Stored data:
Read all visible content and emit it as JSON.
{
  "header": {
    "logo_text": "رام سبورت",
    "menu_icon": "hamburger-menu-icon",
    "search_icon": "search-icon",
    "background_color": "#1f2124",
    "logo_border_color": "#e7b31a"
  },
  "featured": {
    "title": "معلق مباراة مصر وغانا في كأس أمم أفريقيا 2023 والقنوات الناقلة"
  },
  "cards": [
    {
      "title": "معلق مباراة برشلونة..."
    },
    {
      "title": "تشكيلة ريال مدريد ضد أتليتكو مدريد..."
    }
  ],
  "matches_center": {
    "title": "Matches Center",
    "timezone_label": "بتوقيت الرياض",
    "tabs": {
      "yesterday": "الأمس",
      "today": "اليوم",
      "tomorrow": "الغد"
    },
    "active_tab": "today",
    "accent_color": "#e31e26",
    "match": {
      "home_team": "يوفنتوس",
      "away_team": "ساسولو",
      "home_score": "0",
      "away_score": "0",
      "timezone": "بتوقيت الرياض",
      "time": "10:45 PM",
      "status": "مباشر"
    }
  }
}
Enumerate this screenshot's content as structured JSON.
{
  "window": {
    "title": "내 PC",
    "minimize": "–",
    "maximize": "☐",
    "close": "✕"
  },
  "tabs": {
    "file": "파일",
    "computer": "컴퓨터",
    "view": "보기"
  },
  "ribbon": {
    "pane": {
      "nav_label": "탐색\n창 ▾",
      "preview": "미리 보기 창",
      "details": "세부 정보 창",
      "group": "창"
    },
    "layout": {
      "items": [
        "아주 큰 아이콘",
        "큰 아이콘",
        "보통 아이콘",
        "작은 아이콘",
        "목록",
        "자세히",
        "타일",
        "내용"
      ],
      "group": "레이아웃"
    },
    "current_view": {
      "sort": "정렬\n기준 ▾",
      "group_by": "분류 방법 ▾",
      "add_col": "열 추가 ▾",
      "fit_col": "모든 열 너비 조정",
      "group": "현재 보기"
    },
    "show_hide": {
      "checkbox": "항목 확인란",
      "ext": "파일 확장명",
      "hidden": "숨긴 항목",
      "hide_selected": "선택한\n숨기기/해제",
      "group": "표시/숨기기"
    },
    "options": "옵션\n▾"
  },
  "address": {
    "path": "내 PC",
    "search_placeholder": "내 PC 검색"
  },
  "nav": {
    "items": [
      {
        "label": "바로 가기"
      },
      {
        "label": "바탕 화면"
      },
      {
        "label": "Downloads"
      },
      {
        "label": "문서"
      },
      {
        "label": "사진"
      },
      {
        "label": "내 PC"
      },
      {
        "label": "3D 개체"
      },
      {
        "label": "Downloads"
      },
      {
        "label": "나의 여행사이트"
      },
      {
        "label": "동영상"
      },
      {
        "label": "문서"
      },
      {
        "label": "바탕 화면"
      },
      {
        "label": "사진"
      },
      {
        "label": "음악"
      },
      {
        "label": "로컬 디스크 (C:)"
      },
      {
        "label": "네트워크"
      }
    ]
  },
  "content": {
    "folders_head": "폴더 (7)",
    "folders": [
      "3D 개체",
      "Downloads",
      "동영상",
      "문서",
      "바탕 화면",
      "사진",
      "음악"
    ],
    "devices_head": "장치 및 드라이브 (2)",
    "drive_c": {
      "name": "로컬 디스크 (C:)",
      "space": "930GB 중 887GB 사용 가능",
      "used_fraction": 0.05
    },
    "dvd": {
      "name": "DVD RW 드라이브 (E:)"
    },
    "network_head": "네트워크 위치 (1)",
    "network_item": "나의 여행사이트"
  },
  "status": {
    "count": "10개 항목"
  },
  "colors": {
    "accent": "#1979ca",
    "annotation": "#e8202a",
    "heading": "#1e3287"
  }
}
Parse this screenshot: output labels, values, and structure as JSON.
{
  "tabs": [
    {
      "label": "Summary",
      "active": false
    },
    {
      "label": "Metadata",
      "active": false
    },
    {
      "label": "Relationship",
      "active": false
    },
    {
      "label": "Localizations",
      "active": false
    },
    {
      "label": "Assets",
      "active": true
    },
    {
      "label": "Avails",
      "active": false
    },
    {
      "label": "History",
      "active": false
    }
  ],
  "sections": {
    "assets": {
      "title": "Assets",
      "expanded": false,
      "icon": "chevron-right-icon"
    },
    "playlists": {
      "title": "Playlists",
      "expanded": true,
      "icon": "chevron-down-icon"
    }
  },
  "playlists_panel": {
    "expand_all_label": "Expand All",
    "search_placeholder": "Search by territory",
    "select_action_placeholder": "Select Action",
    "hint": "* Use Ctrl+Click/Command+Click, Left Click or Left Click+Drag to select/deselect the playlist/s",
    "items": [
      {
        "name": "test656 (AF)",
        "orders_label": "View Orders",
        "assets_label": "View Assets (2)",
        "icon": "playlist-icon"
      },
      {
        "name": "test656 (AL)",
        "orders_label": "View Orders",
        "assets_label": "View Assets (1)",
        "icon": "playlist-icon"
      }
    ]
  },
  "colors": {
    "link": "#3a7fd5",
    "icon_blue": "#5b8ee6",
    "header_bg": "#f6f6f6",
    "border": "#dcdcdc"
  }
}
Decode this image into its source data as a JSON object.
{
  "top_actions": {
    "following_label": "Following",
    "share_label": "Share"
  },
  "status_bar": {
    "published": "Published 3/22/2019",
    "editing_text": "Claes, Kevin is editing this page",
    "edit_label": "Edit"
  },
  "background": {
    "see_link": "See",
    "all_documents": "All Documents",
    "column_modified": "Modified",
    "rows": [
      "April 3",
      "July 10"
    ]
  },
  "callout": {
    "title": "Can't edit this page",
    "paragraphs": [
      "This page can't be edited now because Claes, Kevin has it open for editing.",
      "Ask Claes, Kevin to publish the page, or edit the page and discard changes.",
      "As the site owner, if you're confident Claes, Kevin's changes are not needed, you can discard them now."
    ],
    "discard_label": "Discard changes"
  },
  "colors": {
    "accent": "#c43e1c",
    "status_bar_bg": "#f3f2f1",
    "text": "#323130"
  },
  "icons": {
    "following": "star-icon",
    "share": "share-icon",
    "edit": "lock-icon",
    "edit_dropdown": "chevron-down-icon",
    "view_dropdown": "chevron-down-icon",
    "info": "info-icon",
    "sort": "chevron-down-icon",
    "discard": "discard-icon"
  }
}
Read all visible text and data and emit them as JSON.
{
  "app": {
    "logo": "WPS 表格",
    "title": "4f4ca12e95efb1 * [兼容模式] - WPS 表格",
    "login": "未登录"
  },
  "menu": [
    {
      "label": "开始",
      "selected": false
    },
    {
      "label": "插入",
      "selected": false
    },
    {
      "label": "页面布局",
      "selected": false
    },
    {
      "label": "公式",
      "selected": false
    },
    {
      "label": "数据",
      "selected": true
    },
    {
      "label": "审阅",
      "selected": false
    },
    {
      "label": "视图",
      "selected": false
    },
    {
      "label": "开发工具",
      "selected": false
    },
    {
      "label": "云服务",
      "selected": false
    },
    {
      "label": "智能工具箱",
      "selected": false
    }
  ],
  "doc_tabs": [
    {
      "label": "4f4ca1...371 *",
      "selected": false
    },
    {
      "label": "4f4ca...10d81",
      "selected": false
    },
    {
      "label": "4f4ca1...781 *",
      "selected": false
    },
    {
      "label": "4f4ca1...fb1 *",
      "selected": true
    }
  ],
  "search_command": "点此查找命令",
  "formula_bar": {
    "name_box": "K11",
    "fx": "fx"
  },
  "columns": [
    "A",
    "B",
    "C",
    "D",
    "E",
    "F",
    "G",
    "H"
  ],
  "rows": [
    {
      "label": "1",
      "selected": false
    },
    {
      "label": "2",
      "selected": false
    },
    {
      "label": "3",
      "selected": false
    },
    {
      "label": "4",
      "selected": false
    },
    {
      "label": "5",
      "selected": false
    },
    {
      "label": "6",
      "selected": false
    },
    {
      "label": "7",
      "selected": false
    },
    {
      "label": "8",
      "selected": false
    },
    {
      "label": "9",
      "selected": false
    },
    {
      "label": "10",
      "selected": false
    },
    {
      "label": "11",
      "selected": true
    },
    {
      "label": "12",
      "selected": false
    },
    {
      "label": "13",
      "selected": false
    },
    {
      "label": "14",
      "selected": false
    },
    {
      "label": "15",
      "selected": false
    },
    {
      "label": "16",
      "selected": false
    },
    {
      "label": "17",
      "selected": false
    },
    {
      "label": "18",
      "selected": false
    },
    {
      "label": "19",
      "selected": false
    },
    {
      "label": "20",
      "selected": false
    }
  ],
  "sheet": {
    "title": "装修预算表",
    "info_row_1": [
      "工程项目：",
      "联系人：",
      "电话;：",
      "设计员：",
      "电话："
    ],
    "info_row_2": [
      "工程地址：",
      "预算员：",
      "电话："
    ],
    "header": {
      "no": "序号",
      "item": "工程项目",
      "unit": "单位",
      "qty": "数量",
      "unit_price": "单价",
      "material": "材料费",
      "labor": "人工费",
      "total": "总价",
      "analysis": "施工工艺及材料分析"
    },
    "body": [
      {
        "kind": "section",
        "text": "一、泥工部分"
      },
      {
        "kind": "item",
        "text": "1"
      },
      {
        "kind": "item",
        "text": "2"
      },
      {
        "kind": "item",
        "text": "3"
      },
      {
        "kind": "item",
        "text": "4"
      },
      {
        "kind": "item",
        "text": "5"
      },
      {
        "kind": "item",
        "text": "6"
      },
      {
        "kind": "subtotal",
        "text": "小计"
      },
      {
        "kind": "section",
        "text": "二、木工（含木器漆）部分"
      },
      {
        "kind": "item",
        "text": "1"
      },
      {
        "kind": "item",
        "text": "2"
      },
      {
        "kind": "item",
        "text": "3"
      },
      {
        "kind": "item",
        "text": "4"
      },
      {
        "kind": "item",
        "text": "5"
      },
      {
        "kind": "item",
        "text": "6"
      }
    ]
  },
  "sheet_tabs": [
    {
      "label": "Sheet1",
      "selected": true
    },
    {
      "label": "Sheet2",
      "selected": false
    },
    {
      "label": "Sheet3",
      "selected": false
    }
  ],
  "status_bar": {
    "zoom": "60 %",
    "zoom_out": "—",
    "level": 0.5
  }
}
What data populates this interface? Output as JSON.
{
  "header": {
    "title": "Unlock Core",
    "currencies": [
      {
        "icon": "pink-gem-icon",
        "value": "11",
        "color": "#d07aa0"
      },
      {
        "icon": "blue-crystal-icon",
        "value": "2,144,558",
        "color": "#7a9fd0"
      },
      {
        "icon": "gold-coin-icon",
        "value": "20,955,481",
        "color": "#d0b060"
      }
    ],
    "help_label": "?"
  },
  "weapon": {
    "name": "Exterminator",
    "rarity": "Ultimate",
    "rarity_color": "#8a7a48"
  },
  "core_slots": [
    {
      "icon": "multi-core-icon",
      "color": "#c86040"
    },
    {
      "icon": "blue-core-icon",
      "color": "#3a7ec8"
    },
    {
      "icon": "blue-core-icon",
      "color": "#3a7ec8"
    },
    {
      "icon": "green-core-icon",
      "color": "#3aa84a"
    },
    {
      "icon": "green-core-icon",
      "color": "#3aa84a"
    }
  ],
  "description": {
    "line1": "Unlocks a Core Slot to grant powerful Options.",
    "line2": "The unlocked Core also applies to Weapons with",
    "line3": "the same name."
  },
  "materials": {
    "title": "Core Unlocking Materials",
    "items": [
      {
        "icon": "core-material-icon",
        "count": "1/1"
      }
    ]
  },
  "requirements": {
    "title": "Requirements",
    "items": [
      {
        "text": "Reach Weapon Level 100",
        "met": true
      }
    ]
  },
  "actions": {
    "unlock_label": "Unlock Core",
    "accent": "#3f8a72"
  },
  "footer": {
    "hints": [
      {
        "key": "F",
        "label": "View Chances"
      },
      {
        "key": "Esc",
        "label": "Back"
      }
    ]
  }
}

Aim: Respond with the number of lines containing "editing" and no additional words.

Result of this task: 2